**** Recorded data ****

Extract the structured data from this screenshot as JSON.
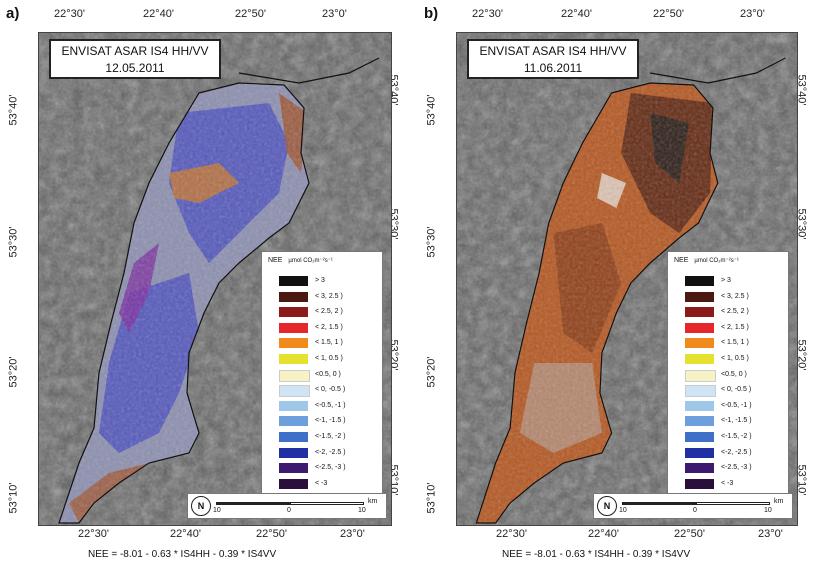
{
  "panels": [
    {
      "letter": "a)",
      "title_line1": "ENVISAT ASAR IS4 HH/VV",
      "title_line2": "12.05.2011",
      "dominant_colors": [
        "#4a4fc0",
        "#7b2ba0",
        "#a0522d",
        "#d2771e"
      ]
    },
    {
      "letter": "b)",
      "title_line1": "ENVISAT ASAR IS4 HH/VV",
      "title_line2": "11.06.2011",
      "dominant_colors": [
        "#5a2410",
        "#8b3a14",
        "#b5561f",
        "#1a1a1a"
      ]
    }
  ],
  "axis": {
    "top_lon_ticks": [
      "22°30'",
      "22°40'",
      "22°50'",
      "23°0'"
    ],
    "bottom_lon_ticks": [
      "22°30'",
      "22°40'",
      "22°50'",
      "23°0'"
    ],
    "left_lat_ticks": [
      "53°40'",
      "53°30'",
      "53°20'",
      "53°10'"
    ],
    "right_lat_ticks": [
      "53°40'",
      "53°30'",
      "53°20'",
      "53°10'"
    ]
  },
  "legend": {
    "title": "NEE",
    "unit": "µmol CO₂m⁻²s⁻¹",
    "classes": [
      {
        "label": "> 3",
        "color": "#111111"
      },
      {
        "label": "< 3, 2.5 )",
        "color": "#4a1a12"
      },
      {
        "label": "< 2.5, 2 )",
        "color": "#8b1a1a"
      },
      {
        "label": "< 2, 1.5 )",
        "color": "#e6262b"
      },
      {
        "label": "< 1.5, 1 )",
        "color": "#f08a1c"
      },
      {
        "label": "< 1, 0.5 )",
        "color": "#e6e02e"
      },
      {
        "label": "<0.5, 0 )",
        "color": "#f7f2c4"
      },
      {
        "label": "< 0, -0.5 )",
        "color": "#cfe4f4"
      },
      {
        "label": "<-0.5, -1 )",
        "color": "#9fc7ea"
      },
      {
        "label": "<-1, -1.5 )",
        "color": "#6d9fdc"
      },
      {
        "label": "<-1.5, -2 )",
        "color": "#3e6fc9"
      },
      {
        "label": "<-2, -2.5 )",
        "color": "#2030a4"
      },
      {
        "label": "<-2.5, -3 )",
        "color": "#3d1a6e"
      },
      {
        "label": "< -3",
        "color": "#2a0f3a"
      }
    ]
  },
  "scale": {
    "left": "10",
    "middle": "0",
    "right": "10",
    "unit": "km",
    "north": "N"
  },
  "formula": "NEE = -8.01 - 0.63 * IS4HH - 0.39 * IS4VV"
}
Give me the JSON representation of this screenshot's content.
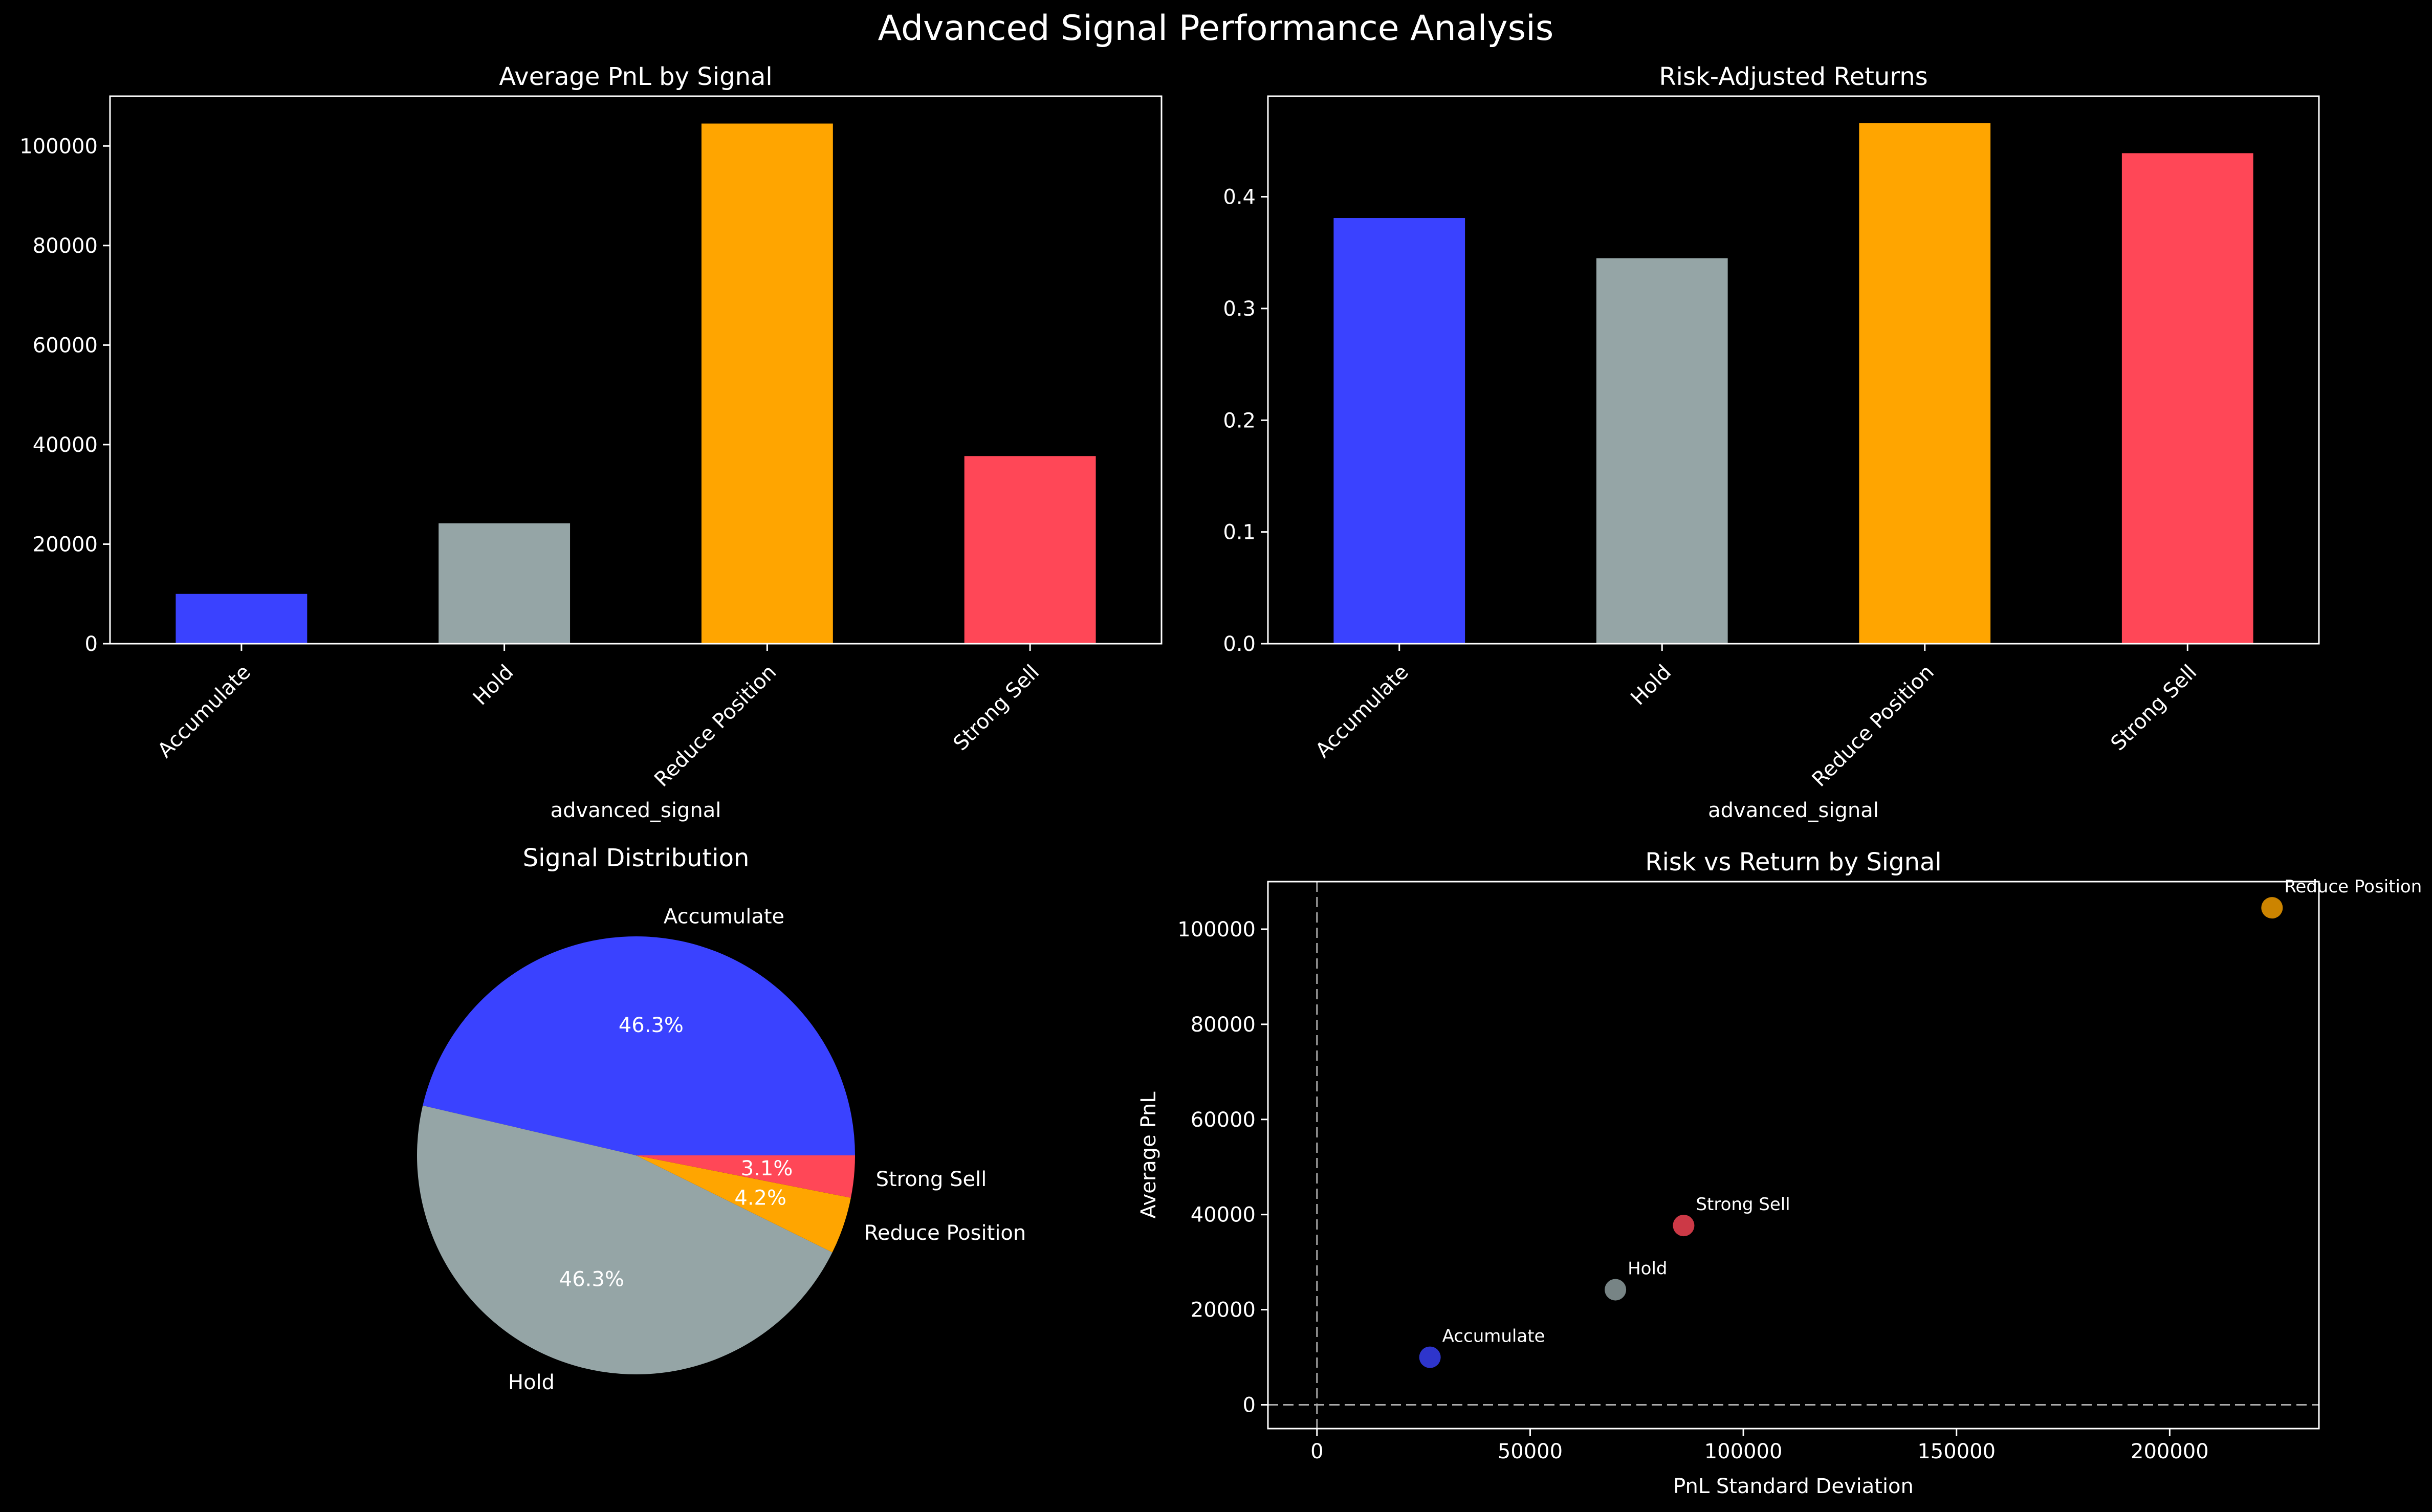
{
  "figure": {
    "suptitle": "Advanced Signal Performance Analysis",
    "background": "#000000",
    "colors": {
      "Accumulate": "#3a42ff",
      "Hold": "#95a5a6",
      "Reduce Position": "#ffa500",
      "Strong Sell": "#ff4757",
      "axis": "#ffffff",
      "zero_line": "#aaaaaa"
    }
  },
  "chart_data": [
    {
      "type": "bar",
      "title": "Average PnL by Signal",
      "xlabel": "advanced_signal",
      "ylabel": "",
      "categories": [
        "Accumulate",
        "Hold",
        "Reduce Position",
        "Strong Sell"
      ],
      "values": [
        10000,
        24200,
        104500,
        37700
      ],
      "ylim": [
        0,
        110000
      ],
      "yticks": [
        0,
        20000,
        40000,
        60000,
        80000,
        100000
      ],
      "zero_line": true
    },
    {
      "type": "bar",
      "title": "Risk-Adjusted Returns",
      "xlabel": "advanced_signal",
      "ylabel": "",
      "categories": [
        "Accumulate",
        "Hold",
        "Reduce Position",
        "Strong Sell"
      ],
      "values": [
        0.381,
        0.345,
        0.466,
        0.439
      ],
      "ylim": [
        0,
        0.49
      ],
      "yticks": [
        0.0,
        0.1,
        0.2,
        0.3,
        0.4
      ],
      "tick_labels": [
        "0.0",
        "0.1",
        "0.2",
        "0.3",
        "0.4"
      ],
      "zero_line": true
    },
    {
      "type": "pie",
      "title": "Signal Distribution",
      "labels": [
        "Accumulate",
        "Hold",
        "Reduce Position",
        "Strong Sell"
      ],
      "values": [
        46.3,
        46.3,
        4.2,
        3.1
      ],
      "pct_labels": [
        "46.3%",
        "46.3%",
        "4.2%",
        "3.1%"
      ]
    },
    {
      "type": "scatter",
      "title": "Risk vs Return by Signal",
      "xlabel": "PnL Standard Deviation",
      "ylabel": "Average PnL",
      "points": [
        {
          "label": "Accumulate",
          "x": 26500,
          "y": 10000
        },
        {
          "label": "Hold",
          "x": 70000,
          "y": 24200
        },
        {
          "label": "Strong Sell",
          "x": 86000,
          "y": 37700
        },
        {
          "label": "Reduce Position",
          "x": 224000,
          "y": 104500
        }
      ],
      "xlim": [
        -11500,
        235000
      ],
      "ylim": [
        -5000,
        110000
      ],
      "xticks": [
        0,
        50000,
        100000,
        150000,
        200000
      ],
      "yticks": [
        0,
        20000,
        40000,
        60000,
        80000,
        100000
      ],
      "reference_lines": {
        "x": 0,
        "y": 0
      }
    }
  ]
}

****

■ **Set problem**: Report how many lines of the listing hold the word "screenshot", with nothing but the number.

■ **Answer to this exercise**: 2